%%

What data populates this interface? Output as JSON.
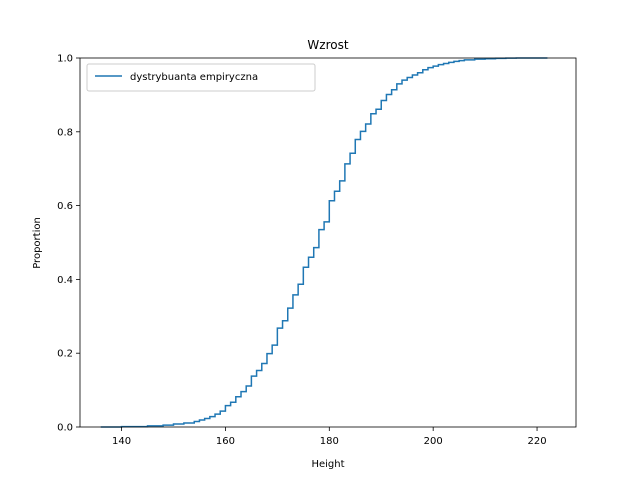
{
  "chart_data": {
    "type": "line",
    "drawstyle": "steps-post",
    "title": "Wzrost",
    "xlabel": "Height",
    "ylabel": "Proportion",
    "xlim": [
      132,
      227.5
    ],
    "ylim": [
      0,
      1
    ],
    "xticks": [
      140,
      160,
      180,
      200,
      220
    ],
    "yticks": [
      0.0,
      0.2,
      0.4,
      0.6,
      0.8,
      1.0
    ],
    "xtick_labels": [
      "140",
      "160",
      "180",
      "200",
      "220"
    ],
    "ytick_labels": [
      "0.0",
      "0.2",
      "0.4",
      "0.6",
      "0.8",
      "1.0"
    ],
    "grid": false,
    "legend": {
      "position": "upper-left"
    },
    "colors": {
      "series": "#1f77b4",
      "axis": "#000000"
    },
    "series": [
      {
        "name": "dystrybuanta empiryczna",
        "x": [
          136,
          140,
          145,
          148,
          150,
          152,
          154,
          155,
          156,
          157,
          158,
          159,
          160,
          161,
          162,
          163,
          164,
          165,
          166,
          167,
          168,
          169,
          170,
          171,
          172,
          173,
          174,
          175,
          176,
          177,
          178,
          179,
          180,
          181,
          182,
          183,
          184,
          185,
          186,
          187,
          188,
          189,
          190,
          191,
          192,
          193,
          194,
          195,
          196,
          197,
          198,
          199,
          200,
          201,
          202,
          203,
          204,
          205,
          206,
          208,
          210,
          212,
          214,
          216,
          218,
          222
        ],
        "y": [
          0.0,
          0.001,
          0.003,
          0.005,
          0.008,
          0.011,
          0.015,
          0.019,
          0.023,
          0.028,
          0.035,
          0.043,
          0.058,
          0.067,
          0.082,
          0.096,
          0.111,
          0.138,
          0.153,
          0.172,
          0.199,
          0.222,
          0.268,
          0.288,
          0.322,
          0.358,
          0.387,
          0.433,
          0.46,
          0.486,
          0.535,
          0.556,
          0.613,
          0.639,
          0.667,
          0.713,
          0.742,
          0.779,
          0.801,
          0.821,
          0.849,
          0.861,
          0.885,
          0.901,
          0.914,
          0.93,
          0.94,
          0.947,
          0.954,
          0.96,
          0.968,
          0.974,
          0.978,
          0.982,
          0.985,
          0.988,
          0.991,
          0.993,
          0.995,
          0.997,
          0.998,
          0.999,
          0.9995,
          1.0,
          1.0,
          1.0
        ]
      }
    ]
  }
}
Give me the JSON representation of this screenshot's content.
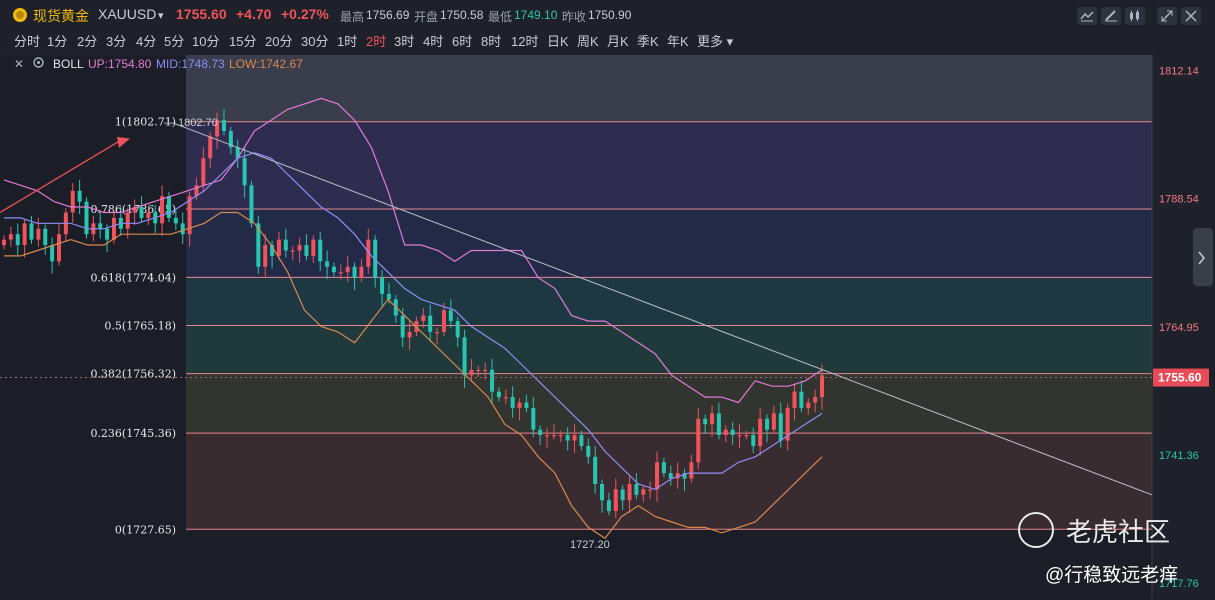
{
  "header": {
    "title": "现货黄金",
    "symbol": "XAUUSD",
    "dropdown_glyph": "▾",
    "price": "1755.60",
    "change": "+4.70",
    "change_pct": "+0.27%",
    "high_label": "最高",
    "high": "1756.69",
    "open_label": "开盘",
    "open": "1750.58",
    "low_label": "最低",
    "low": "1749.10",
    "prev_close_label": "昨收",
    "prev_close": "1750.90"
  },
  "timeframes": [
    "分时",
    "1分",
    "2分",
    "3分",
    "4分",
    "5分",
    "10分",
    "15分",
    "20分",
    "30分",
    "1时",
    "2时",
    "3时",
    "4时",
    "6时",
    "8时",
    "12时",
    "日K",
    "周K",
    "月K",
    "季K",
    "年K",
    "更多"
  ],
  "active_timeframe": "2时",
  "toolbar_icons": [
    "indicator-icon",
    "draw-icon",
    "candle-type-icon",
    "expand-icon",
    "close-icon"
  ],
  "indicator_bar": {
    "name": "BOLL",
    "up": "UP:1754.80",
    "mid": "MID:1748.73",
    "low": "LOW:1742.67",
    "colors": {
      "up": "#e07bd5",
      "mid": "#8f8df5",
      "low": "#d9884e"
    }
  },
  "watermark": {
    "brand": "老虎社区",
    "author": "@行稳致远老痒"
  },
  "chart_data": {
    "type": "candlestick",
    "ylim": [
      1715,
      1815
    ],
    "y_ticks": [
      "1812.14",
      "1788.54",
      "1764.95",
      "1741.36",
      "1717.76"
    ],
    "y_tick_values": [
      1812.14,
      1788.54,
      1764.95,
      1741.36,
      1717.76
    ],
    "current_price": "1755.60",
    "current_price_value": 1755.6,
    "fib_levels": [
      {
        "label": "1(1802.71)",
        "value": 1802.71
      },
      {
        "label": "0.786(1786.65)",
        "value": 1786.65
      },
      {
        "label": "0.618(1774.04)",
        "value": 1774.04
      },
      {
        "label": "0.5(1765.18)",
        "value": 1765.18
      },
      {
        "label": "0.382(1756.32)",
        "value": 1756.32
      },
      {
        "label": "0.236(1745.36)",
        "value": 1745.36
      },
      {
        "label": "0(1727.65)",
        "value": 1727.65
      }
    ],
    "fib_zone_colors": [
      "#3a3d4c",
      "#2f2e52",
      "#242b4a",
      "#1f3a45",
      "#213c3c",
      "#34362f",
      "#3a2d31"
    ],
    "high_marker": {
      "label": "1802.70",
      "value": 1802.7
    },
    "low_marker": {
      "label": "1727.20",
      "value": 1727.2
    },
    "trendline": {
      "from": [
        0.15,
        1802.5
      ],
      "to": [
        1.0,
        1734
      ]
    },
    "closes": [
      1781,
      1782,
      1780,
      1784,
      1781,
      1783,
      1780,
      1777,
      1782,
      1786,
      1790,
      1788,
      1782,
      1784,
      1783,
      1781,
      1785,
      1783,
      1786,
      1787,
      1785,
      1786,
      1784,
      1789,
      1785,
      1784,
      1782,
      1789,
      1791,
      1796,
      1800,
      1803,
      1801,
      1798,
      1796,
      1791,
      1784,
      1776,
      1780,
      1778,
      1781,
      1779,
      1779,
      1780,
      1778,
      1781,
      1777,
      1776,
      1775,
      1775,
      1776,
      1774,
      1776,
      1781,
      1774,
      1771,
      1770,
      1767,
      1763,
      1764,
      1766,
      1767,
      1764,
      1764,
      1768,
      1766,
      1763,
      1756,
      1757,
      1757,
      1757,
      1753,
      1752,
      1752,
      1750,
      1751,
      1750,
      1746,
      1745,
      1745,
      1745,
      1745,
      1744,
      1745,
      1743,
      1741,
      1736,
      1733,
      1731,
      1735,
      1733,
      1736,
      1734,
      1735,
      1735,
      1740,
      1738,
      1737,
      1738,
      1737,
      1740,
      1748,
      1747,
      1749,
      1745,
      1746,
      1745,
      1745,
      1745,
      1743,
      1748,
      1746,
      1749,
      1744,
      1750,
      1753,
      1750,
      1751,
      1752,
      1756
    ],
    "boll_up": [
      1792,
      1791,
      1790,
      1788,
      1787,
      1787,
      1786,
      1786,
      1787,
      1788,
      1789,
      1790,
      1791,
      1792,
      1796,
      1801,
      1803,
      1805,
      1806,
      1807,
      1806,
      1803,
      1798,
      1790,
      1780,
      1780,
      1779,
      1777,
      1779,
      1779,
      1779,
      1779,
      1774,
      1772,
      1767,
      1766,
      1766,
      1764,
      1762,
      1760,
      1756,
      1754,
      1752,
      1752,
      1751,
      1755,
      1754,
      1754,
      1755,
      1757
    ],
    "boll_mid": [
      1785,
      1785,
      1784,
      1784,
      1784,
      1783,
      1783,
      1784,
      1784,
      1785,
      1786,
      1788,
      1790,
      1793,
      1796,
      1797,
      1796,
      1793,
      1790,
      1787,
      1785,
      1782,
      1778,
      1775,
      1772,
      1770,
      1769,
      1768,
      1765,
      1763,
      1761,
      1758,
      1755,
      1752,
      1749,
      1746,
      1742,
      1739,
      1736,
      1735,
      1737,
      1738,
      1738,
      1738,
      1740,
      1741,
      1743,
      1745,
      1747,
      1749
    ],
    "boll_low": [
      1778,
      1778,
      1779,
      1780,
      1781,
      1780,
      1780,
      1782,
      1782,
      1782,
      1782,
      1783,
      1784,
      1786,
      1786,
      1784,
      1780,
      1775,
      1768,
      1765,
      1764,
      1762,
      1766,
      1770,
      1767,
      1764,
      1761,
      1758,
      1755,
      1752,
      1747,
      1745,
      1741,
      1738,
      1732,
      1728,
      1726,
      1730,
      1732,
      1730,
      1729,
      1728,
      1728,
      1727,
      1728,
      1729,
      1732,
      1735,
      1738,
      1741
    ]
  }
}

%%

- Your objective -
Collect each line containing the string "this".

- Response -
What data populates this interface? Output as JSON.
Give me the JSON representation of this screenshot's content.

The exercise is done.